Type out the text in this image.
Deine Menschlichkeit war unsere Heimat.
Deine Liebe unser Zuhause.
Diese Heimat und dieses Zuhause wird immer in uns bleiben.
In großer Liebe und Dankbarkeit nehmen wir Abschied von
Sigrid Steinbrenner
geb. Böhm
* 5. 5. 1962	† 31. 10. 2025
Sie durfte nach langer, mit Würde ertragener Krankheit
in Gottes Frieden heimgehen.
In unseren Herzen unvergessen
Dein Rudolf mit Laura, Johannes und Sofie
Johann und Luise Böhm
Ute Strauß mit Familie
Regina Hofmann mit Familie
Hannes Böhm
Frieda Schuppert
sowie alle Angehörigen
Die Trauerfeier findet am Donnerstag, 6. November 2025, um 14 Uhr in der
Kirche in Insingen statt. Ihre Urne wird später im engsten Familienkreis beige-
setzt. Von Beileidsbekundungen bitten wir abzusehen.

*Prompt:*
Lines containing the word "wird" must all be returned from the material above.

*Solved problem:*
Diese Heimat und dieses Zuhause wird immer in uns bleiben.
Kirche in Insingen statt. Ihre Urne wird später im engsten Familienkreis beige-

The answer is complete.